> Exercise: Return, word for word, only the lines from the one containing "Convert this document image to plain text." through the last line of the entries.

:: Stored data

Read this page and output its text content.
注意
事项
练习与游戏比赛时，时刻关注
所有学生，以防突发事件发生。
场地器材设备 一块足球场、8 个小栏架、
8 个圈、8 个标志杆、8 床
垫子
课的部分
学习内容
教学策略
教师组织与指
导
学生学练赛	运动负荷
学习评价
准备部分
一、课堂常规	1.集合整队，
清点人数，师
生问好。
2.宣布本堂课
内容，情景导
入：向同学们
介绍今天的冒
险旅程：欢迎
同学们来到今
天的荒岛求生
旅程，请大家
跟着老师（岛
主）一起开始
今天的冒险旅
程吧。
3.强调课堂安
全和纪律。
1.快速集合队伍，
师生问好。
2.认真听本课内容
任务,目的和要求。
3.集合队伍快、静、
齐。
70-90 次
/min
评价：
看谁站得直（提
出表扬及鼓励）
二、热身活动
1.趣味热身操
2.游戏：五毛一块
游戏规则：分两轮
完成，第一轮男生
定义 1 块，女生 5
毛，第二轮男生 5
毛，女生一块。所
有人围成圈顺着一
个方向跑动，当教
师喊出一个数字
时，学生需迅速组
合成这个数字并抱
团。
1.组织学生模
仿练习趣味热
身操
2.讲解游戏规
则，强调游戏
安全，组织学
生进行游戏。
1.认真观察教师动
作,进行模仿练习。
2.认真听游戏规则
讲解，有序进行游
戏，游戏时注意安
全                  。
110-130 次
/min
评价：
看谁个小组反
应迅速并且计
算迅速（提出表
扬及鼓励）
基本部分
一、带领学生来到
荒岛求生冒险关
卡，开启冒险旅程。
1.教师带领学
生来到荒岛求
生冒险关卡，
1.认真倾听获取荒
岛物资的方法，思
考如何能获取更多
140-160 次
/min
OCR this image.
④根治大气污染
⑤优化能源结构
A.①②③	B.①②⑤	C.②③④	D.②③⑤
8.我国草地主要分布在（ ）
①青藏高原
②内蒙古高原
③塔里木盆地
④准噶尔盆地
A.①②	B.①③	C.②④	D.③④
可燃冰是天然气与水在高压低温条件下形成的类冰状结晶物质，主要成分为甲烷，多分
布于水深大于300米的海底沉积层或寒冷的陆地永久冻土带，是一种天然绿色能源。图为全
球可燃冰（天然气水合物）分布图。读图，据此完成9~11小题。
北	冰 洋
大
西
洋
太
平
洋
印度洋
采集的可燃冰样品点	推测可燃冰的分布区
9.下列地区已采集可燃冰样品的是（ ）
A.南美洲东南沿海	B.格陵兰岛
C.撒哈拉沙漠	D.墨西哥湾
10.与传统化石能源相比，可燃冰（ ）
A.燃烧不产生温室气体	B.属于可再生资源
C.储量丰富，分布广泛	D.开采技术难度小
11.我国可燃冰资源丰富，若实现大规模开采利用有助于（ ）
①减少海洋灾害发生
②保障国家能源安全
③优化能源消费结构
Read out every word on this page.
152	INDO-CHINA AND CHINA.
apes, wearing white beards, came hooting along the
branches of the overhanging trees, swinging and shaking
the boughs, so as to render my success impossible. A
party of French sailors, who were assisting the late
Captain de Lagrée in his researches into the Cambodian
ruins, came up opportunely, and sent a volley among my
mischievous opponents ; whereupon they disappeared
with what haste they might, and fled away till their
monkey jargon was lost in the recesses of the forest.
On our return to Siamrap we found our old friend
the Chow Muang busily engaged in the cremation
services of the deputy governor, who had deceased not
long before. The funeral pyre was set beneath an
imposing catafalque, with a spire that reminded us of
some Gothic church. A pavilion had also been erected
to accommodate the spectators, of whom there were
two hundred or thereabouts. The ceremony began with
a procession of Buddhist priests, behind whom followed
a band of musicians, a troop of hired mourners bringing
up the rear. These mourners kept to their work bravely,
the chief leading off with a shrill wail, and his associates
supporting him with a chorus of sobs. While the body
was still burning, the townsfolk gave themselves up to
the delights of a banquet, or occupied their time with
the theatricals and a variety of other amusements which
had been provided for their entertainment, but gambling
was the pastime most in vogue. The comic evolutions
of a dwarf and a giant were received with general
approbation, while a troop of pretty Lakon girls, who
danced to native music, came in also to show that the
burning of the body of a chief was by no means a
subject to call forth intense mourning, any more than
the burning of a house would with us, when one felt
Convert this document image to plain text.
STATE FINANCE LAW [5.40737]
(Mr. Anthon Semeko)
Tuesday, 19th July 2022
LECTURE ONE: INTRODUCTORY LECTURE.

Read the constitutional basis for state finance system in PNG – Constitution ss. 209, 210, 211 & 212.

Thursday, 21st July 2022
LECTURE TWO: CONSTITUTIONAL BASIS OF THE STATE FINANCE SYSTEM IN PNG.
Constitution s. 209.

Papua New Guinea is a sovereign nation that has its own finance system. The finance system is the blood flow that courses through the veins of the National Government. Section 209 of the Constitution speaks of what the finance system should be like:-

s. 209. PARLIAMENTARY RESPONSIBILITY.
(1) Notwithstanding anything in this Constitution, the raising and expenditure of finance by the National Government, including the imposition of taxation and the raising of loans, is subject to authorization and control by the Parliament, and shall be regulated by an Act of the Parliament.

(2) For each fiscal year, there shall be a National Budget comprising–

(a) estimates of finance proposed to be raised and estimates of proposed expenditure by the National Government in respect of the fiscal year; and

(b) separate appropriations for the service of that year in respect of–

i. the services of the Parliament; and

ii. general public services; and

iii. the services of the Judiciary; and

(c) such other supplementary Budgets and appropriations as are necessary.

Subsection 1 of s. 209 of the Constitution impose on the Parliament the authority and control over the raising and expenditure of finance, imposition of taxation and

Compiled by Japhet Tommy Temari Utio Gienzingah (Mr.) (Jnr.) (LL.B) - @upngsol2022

::::

> Answer for the task:
Convert this document image to plain text.
STATE FINANCE LAW [5.40737]
(Mr. Anthon Semeko)
Tuesday, 19th July 2022
LECTURE ONE: INTRODUCTORY LECTURE.

Read the constitutional basis for state finance system in PNG – Constitution ss. 209, 210, 211 & 212.

Thursday, 21st July 2022
LECTURE TWO: CONSTITUTIONAL BASIS OF THE STATE FINANCE SYSTEM IN PNG.
Constitution s. 209.

Papua New Guinea is a sovereign nation that has its own finance system. The finance system is the blood flow that courses through the veins of the National Government. Section 209 of the Constitution speaks of what the finance system should be like:-

s. 209. PARLIAMENTARY RESPONSIBILITY.
(1) Notwithstanding anything in this Constitution, the raising and expenditure of finance by the National Government, including the imposition of taxation and the raising of loans, is subject to authorization and control by the Parliament, and shall be regulated by an Act of the Parliament.

(2) For each fiscal year, there shall be a National Budget comprising–

(a) estimates of finance proposed to be raised and estimates of proposed expenditure by the National Government in respect of the fiscal year; and

(b) separate appropriations for the service of that year in respect of–

i. the services of the Parliament; and

ii. general public services; and

iii. the services of the Judiciary; and

(c) such other supplementary Budgets and appropriations as are necessary.

Subsection 1 of s. 209 of the Constitution impose on the Parliament the authority and control over the raising and expenditure of finance, imposition of taxation and

Compiled by Japhet Tommy Temari Utio Gienzingah (Mr.) (Jnr.) (LL.B) - @upngsol2022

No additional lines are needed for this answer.